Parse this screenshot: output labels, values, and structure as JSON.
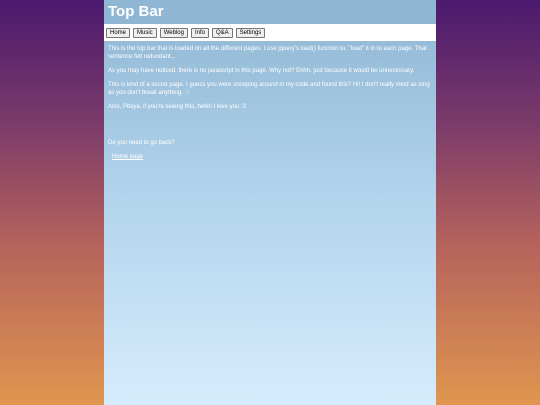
{
  "header": {
    "title": "Top Bar"
  },
  "nav": {
    "items": [
      {
        "label": "Home"
      },
      {
        "label": "Music"
      },
      {
        "label": "Weblog"
      },
      {
        "label": "Info"
      },
      {
        "label": "Q&A"
      },
      {
        "label": "Settings"
      }
    ]
  },
  "content": {
    "paragraphs": [
      "This is the top bar that is loaded on all the different pages. I use jquery's load() function to, \"load\" it in to each page. That sentence felt redundant...",
      "As you may have noticed, there is no javascript in this page. Why not? Ehhh, just because it would be unnecessary.",
      "This is kind of a secret page. I guess you were snooping around in my code and found this? Hi! I don't really mind as long as you don't break anything. ♡",
      "Also, Pitaya, if you're seeing this, hello! I love you :3"
    ],
    "back_prompt": "Do you need to go back?",
    "home_link": "Home page"
  }
}
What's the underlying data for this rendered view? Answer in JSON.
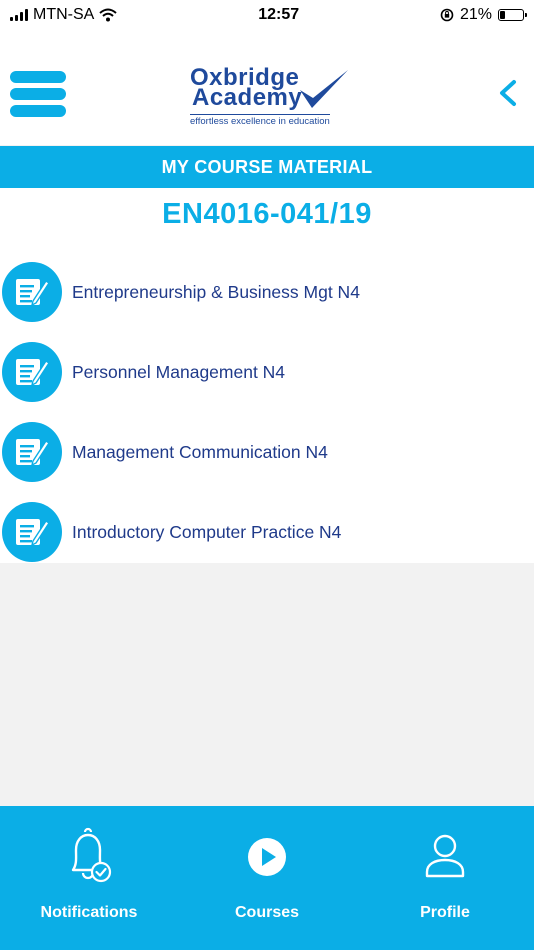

- [Aim of the exercise]: Pictures are to be left out; all else in the entries above is to be quoted exactly.

- [Task answer]:
Parse this screenshot: output labels, values, and structure as JSON.
{
  "header": {
    "title": "Top Bar"
  },
  "nav": {
    "items": [
      {
        "label": "Home"
      },
      {
        "label": "Music"
      },
      {
        "label": "Weblog"
      },
      {
        "label": "Info"
      },
      {
        "label": "Q&A"
      },
      {
        "label": "Settings"
      }
    ]
  },
  "content": {
    "paragraphs": [
      "This is the top bar that is loaded on all the different pages. I use jquery's load() function to, \"load\" it in to each page. That sentence felt redundant...",
      "As you may have noticed, there is no javascript in this page. Why not? Ehhh, just because it would be unnecessary.",
      "This is kind of a secret page. I guess you were snooping around in my code and found this? Hi! I don't really mind as long as you don't break anything. ♡",
      "Also, Pitaya, if you're seeing this, hello! I love you :3"
    ],
    "back_prompt": "Do you need to go back?",
    "home_link": "Home page"
  }
}
What's the underlying data for this rendered view? Answer in JSON.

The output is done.